» EXERCISE DETAILS: Where a line contains the string "番禺区第八人民医院", copy that line.

» DATASET EXCERPTS:
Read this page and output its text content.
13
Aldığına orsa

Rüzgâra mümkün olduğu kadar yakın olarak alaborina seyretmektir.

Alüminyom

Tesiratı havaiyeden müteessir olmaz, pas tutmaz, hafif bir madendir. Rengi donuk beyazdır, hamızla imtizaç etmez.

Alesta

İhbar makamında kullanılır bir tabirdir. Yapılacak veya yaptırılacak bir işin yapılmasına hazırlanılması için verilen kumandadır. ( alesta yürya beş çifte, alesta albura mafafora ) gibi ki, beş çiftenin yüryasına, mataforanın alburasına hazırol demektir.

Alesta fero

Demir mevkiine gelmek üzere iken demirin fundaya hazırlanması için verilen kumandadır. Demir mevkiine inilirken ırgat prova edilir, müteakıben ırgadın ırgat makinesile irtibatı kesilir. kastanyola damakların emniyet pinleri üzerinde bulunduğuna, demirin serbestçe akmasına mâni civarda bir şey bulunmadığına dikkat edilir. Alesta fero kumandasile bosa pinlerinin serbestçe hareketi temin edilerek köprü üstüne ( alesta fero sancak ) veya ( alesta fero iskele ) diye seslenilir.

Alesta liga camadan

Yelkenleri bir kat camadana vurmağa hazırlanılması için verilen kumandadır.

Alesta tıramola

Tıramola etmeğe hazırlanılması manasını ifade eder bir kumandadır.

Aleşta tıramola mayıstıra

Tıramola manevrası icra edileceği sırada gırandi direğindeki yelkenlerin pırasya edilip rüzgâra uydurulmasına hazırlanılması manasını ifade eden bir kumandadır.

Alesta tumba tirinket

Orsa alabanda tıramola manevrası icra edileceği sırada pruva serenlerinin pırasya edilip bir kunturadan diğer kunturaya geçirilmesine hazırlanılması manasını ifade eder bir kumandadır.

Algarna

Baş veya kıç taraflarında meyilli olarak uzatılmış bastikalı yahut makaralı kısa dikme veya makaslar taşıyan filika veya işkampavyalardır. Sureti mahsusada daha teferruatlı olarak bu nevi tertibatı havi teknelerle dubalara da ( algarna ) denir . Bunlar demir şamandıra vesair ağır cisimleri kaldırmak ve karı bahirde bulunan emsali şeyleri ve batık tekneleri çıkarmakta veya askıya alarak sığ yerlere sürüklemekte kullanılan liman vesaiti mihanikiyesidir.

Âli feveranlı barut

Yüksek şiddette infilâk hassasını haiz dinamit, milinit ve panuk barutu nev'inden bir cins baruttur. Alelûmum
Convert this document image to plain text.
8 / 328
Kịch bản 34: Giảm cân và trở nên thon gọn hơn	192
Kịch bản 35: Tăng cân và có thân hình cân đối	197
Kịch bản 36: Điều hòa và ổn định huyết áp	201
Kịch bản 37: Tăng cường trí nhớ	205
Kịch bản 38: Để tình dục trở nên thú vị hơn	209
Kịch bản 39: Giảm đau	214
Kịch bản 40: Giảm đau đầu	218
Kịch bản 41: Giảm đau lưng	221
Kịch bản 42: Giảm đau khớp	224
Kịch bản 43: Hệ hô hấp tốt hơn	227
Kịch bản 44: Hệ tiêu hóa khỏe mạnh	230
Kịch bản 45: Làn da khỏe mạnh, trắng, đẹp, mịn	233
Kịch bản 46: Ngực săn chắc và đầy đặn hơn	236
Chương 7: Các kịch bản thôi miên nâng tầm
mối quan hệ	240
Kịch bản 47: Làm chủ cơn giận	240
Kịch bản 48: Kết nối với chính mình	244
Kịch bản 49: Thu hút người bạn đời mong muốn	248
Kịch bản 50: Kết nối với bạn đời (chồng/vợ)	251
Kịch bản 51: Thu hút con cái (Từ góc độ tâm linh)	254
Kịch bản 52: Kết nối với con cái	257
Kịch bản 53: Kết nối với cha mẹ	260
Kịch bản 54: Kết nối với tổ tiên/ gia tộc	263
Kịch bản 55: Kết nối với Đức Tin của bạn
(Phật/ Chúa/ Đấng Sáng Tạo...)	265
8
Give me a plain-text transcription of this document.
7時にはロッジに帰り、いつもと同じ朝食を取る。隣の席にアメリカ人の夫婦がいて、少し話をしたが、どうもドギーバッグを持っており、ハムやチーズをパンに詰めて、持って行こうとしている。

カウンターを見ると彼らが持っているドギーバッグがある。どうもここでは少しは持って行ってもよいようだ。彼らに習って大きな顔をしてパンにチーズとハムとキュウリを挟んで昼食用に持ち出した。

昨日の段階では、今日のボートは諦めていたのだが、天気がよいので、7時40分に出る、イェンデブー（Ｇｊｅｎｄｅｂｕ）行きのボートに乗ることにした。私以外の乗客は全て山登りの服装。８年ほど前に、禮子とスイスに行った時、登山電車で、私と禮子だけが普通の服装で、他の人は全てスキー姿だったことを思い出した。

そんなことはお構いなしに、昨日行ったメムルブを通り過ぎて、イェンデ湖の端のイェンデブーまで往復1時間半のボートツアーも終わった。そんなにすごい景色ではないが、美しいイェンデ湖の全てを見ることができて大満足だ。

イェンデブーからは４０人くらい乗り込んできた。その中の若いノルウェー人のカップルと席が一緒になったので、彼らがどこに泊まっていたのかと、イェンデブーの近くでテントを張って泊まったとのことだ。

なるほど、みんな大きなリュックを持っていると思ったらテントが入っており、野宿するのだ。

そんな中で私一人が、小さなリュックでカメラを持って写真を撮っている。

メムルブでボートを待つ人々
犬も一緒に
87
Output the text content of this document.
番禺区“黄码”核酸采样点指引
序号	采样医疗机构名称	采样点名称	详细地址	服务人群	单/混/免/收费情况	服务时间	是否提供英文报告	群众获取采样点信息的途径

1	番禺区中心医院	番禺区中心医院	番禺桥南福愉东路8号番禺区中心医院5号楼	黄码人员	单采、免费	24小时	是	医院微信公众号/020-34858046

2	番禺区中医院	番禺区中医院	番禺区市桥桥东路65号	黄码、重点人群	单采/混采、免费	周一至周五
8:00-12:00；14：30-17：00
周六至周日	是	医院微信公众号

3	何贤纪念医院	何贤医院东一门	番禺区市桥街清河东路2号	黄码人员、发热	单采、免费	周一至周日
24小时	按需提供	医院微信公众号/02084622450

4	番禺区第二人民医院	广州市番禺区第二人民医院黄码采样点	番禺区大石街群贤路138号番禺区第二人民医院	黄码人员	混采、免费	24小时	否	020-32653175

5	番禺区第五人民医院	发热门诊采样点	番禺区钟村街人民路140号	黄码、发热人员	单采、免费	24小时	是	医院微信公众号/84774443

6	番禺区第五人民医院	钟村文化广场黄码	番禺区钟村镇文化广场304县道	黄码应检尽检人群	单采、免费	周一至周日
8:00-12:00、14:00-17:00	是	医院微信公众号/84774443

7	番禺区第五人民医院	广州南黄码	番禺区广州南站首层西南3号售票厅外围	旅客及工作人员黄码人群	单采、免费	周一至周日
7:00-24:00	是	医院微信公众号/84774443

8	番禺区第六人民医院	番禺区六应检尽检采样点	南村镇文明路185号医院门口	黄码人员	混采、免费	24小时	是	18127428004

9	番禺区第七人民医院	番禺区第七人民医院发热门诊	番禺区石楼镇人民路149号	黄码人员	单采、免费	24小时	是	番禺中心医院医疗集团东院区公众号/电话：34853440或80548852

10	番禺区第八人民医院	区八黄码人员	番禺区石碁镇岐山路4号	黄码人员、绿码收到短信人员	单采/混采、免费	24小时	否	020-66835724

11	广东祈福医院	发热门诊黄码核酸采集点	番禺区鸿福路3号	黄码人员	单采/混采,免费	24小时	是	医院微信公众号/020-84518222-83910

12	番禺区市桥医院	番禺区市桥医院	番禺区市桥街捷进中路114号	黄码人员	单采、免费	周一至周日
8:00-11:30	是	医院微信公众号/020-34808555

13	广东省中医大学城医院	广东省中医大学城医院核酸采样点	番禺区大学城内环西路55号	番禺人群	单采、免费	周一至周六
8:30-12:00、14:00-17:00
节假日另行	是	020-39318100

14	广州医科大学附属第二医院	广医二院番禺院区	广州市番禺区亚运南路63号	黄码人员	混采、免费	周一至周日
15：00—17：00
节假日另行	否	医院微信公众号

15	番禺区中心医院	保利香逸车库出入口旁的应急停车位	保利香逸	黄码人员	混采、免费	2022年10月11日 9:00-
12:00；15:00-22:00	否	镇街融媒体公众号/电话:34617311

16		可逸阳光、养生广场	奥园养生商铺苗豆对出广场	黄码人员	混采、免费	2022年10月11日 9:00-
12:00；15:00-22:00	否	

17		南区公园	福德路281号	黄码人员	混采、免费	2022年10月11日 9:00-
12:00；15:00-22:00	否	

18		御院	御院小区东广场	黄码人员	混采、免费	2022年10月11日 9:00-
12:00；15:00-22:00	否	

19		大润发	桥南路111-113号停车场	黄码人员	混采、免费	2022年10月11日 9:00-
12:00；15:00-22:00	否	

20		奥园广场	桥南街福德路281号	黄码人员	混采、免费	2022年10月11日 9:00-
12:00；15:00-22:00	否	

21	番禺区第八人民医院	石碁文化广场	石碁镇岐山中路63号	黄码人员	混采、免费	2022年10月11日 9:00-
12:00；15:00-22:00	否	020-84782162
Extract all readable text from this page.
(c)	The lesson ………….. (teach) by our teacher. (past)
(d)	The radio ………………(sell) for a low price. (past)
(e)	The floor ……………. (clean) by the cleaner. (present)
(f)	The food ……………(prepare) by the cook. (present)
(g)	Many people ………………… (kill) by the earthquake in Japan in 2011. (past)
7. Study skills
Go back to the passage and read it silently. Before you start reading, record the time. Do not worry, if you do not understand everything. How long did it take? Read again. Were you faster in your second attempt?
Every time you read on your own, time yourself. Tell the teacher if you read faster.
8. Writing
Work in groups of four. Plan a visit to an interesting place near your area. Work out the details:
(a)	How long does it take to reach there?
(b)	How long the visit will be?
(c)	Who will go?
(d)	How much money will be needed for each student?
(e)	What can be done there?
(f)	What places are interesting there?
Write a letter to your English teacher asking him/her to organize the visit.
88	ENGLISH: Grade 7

» FULL RESPONSE:
10	番禺区第八人民医院	区八黄码人员	番禺区石碁镇岐山路4号	黄码人员、绿码收到短信人员	单采/混采、免费	24小时	否	020-66835724
21	番禺区第八人民医院	石碁文化广场	石碁镇岐山中路63号	黄码人员	混采、免费	2022年10月11日 9:00-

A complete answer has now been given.